_DATASET RECORDS_
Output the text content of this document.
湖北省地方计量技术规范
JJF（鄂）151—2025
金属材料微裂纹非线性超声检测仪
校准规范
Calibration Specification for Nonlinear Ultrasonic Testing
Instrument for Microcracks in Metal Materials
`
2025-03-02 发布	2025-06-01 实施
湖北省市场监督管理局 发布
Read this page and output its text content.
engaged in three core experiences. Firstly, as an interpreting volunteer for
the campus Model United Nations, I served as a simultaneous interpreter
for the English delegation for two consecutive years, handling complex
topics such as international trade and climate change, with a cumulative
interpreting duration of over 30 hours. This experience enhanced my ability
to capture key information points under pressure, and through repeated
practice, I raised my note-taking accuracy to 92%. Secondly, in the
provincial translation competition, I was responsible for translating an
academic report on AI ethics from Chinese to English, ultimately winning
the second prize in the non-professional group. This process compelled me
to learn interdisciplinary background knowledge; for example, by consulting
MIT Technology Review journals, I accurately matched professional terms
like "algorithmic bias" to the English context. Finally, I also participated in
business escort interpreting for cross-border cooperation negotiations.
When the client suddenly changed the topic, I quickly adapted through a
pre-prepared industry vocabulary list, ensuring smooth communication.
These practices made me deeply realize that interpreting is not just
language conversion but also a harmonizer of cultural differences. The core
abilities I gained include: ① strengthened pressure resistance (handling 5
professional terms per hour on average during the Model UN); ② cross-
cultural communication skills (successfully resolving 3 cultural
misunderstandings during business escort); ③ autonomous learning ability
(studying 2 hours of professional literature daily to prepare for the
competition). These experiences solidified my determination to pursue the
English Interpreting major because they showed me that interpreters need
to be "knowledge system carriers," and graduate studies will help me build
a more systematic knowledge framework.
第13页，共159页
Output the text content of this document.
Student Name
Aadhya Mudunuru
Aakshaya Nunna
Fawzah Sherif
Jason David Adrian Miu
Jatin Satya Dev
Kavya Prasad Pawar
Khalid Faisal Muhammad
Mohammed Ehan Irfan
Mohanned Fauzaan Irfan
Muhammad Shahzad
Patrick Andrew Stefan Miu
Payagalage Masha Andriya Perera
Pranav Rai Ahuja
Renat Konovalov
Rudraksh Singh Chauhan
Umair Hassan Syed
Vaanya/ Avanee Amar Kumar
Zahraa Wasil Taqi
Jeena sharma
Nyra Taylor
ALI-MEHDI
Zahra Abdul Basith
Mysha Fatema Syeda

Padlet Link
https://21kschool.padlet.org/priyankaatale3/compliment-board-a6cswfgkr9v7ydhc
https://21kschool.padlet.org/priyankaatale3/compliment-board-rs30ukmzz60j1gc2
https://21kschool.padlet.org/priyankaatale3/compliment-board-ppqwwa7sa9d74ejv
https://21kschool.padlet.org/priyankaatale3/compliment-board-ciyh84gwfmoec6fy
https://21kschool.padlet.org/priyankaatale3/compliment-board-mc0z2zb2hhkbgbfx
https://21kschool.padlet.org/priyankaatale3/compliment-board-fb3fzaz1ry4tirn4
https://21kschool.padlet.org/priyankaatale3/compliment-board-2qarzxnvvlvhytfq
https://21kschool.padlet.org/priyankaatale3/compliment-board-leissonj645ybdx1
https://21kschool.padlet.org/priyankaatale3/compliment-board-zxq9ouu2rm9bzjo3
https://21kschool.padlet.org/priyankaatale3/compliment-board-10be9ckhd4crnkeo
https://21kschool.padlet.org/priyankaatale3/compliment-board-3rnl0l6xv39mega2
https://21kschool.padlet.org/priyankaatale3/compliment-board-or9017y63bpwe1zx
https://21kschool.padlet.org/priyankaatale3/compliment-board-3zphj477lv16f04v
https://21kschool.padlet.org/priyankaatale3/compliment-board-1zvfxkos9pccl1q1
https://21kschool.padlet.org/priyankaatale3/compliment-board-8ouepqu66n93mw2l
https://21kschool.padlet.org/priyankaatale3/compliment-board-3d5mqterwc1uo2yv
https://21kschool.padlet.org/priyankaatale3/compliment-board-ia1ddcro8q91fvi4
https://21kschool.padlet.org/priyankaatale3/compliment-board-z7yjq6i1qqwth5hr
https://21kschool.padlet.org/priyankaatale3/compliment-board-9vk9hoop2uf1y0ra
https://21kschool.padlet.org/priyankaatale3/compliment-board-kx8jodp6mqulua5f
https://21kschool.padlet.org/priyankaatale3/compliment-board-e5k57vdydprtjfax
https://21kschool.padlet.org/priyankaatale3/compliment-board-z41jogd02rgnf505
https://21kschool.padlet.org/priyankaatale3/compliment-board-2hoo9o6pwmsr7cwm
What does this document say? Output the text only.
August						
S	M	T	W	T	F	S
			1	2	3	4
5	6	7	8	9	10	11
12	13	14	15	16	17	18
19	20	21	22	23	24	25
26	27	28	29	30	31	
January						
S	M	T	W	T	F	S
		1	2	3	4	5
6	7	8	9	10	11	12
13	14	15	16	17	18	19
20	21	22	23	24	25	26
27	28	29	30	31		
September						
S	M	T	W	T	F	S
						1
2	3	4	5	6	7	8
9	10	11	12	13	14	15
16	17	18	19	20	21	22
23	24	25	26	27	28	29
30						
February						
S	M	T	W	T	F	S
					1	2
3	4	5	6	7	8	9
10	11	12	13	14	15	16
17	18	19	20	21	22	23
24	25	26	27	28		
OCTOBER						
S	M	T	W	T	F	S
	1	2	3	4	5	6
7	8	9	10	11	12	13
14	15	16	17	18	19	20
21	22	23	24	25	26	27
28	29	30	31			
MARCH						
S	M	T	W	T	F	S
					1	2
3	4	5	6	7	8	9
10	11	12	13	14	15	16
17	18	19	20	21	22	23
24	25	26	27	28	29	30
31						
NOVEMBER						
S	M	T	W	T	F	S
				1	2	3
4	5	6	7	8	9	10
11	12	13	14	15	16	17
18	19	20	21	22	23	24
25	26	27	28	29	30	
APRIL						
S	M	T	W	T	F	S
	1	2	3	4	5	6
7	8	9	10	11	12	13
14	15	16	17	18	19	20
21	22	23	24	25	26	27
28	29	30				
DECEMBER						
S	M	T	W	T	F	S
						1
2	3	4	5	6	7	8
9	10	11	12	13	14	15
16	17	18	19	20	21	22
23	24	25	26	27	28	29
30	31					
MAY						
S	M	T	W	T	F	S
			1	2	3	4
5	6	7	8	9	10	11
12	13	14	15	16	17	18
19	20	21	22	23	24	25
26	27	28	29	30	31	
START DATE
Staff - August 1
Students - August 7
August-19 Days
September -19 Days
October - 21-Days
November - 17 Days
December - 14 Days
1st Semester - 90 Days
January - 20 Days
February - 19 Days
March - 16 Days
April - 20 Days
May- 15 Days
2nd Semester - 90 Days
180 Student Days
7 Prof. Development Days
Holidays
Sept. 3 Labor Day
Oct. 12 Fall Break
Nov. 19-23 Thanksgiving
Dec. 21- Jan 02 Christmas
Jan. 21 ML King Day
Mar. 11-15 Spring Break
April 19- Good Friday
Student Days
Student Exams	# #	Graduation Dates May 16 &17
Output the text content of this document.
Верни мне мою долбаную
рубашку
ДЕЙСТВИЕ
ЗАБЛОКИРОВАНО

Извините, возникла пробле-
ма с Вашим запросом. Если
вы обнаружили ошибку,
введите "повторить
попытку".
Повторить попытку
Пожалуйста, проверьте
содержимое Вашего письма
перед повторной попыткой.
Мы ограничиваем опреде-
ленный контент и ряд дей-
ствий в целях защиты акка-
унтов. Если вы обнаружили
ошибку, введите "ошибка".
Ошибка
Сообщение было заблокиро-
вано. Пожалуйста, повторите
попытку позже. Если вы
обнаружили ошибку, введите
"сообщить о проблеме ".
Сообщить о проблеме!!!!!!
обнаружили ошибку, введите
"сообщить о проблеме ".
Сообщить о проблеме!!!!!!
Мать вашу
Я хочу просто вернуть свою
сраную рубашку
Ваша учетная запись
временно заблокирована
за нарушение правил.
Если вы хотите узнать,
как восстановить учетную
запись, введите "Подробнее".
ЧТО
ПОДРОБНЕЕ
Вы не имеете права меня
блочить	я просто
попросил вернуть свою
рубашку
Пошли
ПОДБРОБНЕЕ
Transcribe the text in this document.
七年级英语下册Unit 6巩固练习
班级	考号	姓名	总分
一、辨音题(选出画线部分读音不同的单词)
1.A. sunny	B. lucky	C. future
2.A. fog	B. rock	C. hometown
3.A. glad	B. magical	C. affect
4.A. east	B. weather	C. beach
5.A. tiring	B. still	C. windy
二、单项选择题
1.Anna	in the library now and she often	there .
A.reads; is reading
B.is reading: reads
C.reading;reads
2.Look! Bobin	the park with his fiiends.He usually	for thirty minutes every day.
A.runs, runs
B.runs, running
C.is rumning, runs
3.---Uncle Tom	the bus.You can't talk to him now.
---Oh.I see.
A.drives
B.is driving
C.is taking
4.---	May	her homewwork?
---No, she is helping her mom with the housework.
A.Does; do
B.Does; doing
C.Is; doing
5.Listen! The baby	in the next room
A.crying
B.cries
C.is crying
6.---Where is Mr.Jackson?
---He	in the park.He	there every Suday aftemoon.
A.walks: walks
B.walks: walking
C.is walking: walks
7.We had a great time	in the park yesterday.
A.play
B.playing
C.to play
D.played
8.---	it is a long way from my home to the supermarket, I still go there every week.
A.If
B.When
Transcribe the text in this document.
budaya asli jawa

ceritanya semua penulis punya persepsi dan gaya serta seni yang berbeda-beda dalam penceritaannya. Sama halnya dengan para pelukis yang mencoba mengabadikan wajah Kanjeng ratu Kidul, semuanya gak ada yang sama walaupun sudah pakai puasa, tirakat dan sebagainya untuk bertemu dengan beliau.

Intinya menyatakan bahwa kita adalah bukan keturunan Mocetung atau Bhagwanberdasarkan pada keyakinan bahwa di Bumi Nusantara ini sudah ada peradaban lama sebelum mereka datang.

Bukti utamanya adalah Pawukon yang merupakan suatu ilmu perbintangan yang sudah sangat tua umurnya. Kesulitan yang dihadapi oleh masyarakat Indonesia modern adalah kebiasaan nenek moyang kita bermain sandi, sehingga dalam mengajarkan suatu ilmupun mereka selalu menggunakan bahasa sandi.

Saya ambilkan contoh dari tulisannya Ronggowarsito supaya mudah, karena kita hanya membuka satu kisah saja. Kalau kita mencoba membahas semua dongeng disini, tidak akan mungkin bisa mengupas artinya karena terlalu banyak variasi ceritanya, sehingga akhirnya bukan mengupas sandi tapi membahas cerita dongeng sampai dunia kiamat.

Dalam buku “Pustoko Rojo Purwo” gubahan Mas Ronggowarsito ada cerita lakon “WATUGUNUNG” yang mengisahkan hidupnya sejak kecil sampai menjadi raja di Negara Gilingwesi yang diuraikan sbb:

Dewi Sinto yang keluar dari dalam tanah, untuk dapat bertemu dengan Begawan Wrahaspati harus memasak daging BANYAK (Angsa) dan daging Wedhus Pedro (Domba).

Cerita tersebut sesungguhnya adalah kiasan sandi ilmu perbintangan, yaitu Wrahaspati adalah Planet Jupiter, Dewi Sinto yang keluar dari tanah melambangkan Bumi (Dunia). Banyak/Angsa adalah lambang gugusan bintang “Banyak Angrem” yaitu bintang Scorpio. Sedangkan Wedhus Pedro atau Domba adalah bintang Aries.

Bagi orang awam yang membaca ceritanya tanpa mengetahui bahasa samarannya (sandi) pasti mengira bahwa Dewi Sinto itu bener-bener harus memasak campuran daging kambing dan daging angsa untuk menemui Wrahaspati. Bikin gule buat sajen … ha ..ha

_PROMPT_
Gather from the data above every line with the string "there".

_IN RESPONSE_
1.Anna	in the library now and she often	there .
---He	in the park.He	there every Suday aftemoon.
8.---	it is a long way from my home to the supermarket, I still go there every week.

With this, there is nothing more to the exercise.